_What is asked_
Would you transcribe the whole listing exactly, minus its pictures?

_Data entries_

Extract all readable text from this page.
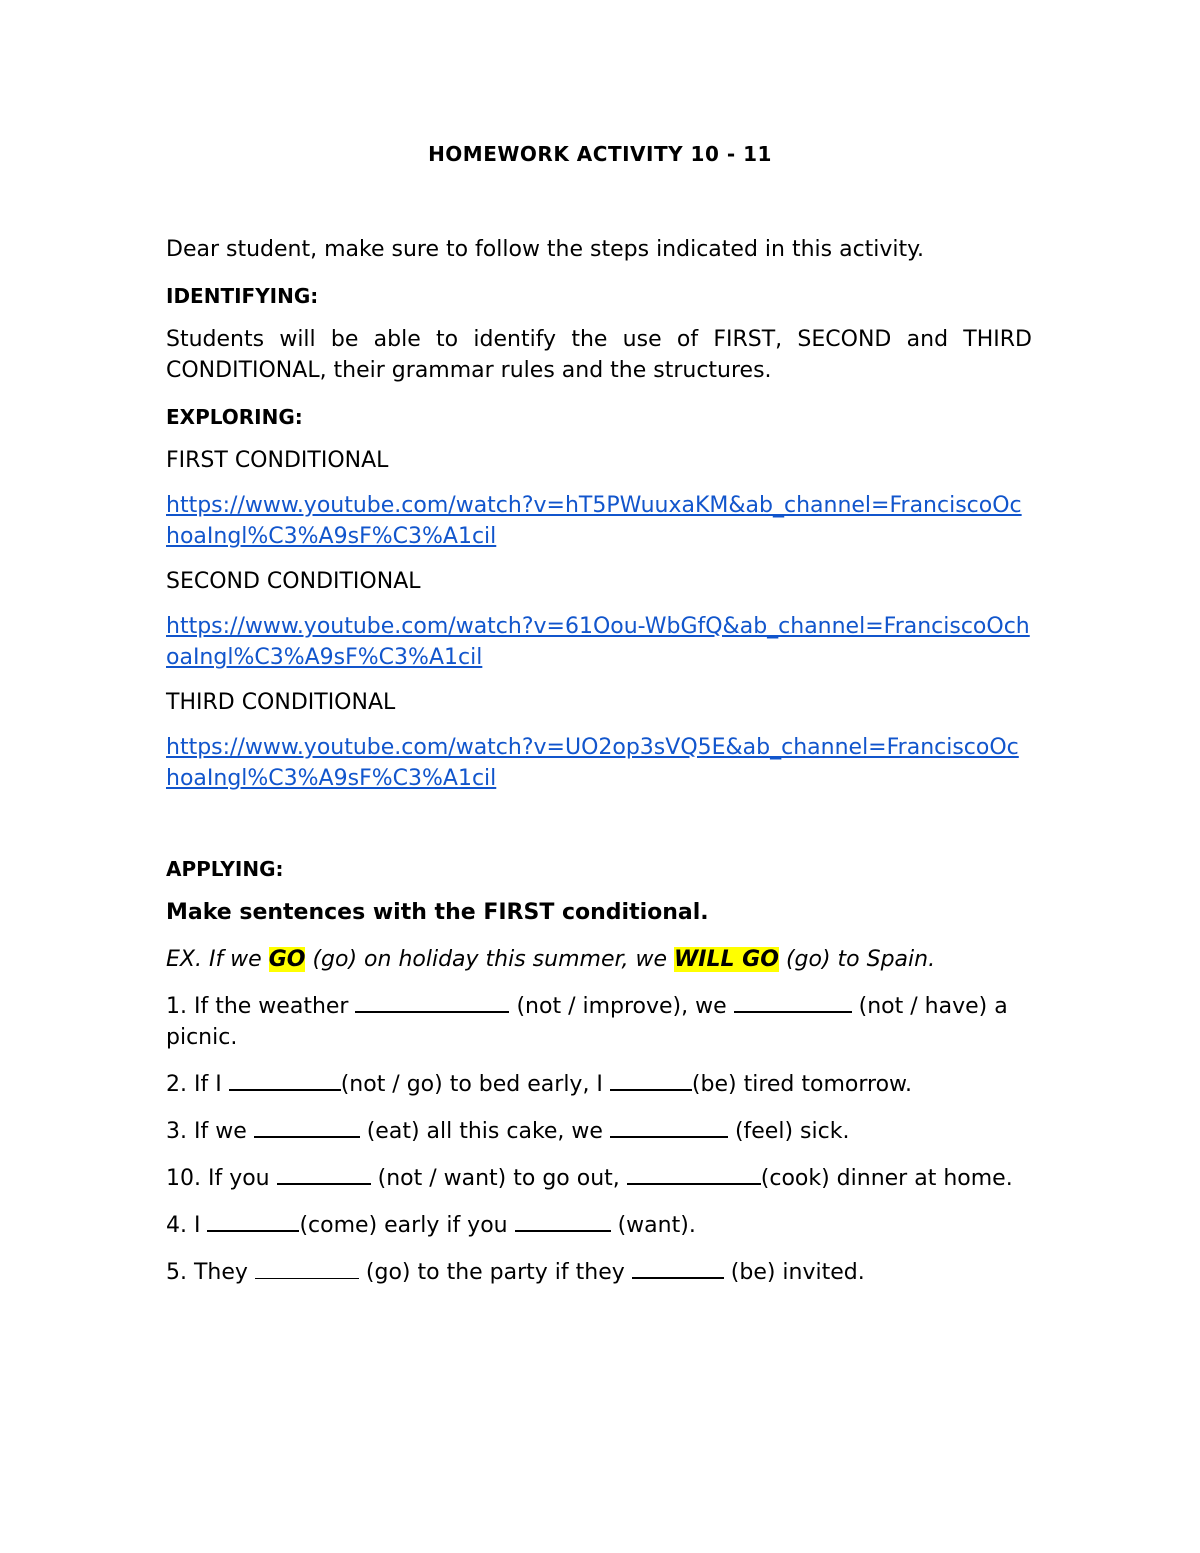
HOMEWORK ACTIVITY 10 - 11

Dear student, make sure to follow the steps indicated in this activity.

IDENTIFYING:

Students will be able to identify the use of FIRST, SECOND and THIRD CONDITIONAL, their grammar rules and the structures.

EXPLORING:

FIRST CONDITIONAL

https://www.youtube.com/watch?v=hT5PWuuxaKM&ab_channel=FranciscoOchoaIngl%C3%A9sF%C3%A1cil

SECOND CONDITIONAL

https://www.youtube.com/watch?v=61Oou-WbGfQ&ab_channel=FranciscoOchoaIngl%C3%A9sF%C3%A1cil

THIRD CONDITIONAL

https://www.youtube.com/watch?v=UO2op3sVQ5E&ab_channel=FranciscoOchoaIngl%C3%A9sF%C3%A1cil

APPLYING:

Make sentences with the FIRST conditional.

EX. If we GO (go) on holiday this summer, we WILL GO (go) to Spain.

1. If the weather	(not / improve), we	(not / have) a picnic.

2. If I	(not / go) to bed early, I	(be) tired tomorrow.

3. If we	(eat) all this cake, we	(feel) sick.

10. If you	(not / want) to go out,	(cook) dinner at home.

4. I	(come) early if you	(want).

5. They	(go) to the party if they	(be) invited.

_Result of this task_
Extract all readable text from this page.
HOMEWORK ACTIVITY 10 - 11

Dear student, make sure to follow the steps indicated in this activity.

IDENTIFYING:

Students will be able to identify the use of FIRST, SECOND and THIRD CONDITIONAL, their grammar rules and the structures.

EXPLORING:

FIRST CONDITIONAL

https://www.youtube.com/watch?v=hT5PWuuxaKM&ab_channel=FranciscoOchoaIngl%C3%A9sF%C3%A1cil

SECOND CONDITIONAL

https://www.youtube.com/watch?v=61Oou-WbGfQ&ab_channel=FranciscoOchoaIngl%C3%A9sF%C3%A1cil

THIRD CONDITIONAL

https://www.youtube.com/watch?v=UO2op3sVQ5E&ab_channel=FranciscoOchoaIngl%C3%A9sF%C3%A1cil

APPLYING:

Make sentences with the FIRST conditional.

EX. If we GO (go) on holiday this summer, we WILL GO (go) to Spain.

1. If the weather	(not / improve), we	(not / have) a picnic.

2. If I	(not / go) to bed early, I	(be) tired tomorrow.

3. If we	(eat) all this cake, we	(feel) sick.

10. If you	(not / want) to go out,	(cook) dinner at home.

4. I	(come) early if you	(want).

5. They	(go) to the party if they	(be) invited.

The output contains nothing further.